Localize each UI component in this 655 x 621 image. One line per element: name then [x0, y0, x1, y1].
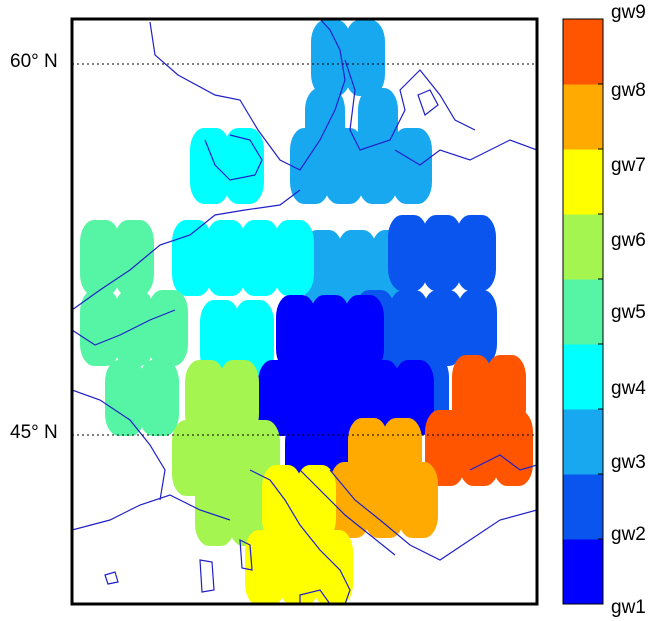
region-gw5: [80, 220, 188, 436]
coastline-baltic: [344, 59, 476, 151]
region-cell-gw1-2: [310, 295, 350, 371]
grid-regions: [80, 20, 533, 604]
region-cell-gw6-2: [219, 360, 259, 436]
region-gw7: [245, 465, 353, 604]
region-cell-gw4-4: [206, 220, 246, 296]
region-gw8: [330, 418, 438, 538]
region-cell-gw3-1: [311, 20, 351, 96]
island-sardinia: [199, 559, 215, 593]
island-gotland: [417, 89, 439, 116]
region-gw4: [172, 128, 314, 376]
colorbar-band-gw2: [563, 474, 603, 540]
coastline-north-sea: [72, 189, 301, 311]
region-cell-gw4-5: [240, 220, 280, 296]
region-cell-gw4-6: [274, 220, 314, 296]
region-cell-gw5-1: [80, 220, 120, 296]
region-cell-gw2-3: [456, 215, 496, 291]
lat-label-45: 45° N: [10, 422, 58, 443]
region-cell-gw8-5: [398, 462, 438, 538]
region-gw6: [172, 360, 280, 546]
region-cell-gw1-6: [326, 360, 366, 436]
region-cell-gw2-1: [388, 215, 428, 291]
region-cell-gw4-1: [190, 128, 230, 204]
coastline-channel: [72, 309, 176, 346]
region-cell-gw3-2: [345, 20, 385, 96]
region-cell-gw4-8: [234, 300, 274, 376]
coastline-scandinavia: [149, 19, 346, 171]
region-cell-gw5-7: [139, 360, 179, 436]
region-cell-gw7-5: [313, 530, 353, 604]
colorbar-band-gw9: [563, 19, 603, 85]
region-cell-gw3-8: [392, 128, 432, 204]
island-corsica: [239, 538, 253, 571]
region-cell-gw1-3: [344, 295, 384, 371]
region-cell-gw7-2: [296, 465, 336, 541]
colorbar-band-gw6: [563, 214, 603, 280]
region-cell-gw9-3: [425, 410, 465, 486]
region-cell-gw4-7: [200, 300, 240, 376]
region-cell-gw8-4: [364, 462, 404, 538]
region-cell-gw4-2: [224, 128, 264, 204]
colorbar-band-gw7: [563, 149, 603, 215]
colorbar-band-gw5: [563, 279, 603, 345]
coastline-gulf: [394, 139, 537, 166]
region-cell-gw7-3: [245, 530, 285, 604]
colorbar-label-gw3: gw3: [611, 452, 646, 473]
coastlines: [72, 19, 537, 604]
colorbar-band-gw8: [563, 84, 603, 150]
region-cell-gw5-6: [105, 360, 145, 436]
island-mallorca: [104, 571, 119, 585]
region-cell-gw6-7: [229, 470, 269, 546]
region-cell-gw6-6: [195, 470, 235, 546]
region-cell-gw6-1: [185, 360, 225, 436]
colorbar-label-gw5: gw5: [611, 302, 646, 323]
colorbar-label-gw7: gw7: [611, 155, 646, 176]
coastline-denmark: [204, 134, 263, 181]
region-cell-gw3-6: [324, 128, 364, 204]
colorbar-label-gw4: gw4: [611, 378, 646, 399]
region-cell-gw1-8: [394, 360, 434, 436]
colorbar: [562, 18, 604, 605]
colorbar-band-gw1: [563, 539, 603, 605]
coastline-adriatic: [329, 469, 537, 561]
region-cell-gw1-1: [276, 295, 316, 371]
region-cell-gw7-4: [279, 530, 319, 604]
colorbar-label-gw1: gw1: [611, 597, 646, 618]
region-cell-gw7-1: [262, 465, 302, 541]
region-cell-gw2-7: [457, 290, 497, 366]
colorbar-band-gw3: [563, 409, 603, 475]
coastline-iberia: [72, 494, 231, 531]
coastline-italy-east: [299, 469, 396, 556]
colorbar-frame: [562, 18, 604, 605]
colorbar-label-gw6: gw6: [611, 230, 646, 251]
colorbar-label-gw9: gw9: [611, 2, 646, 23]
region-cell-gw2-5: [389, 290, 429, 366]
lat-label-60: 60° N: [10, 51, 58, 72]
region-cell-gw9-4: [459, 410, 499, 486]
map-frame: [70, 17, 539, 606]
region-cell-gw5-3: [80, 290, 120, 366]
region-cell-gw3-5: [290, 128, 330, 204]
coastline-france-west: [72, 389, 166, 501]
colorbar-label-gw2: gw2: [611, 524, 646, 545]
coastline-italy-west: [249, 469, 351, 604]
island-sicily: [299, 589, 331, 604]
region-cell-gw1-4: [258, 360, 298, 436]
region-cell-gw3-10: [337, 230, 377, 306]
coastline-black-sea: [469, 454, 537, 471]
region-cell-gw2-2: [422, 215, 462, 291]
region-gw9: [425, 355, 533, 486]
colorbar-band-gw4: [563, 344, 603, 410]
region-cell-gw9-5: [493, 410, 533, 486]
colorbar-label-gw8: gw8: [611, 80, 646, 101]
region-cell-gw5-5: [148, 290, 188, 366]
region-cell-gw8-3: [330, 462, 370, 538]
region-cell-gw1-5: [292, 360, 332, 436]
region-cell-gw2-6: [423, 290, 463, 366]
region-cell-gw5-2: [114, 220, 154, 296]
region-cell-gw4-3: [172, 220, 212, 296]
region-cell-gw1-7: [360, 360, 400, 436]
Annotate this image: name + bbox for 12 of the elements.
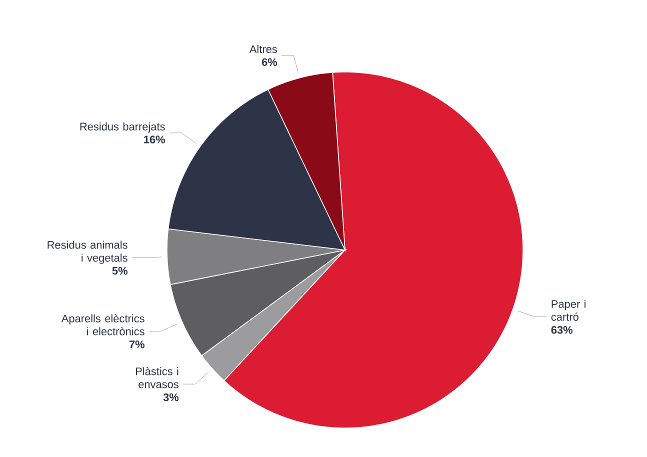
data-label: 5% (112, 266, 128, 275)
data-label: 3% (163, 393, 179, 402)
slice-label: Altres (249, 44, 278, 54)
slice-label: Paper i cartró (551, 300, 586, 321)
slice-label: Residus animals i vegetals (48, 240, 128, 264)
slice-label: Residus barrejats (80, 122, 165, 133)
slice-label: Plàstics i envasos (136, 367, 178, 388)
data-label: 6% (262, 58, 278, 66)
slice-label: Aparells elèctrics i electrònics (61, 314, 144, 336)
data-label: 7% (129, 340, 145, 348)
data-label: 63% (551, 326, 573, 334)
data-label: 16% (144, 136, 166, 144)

...

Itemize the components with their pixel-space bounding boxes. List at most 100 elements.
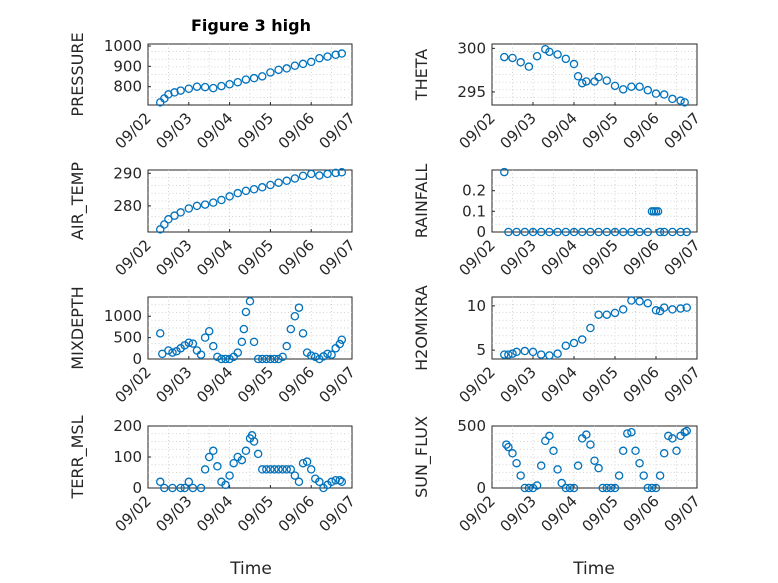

● DESCRIPTION OF THE TASK:
Return the listing lines unchanged, starting with the line containing "Localize each UI" and going on through the line containing "island-gotland: [417, 89, 439, 116]", and leave out the pictures.

● WRITTEN REPLY:
Localize each UI component in this 655 x 621 image. One line per element: name then [x0, y0, x1, y1].
region-gw5: [80, 220, 188, 436]
coastline-baltic: [344, 59, 476, 151]
region-cell-gw1-2: [310, 295, 350, 371]
grid-regions: [80, 20, 533, 604]
region-cell-gw6-2: [219, 360, 259, 436]
region-gw7: [245, 465, 353, 604]
region-cell-gw4-4: [206, 220, 246, 296]
region-gw8: [330, 418, 438, 538]
region-cell-gw3-1: [311, 20, 351, 96]
island-sardinia: [199, 559, 215, 593]
island-gotland: [417, 89, 439, 116]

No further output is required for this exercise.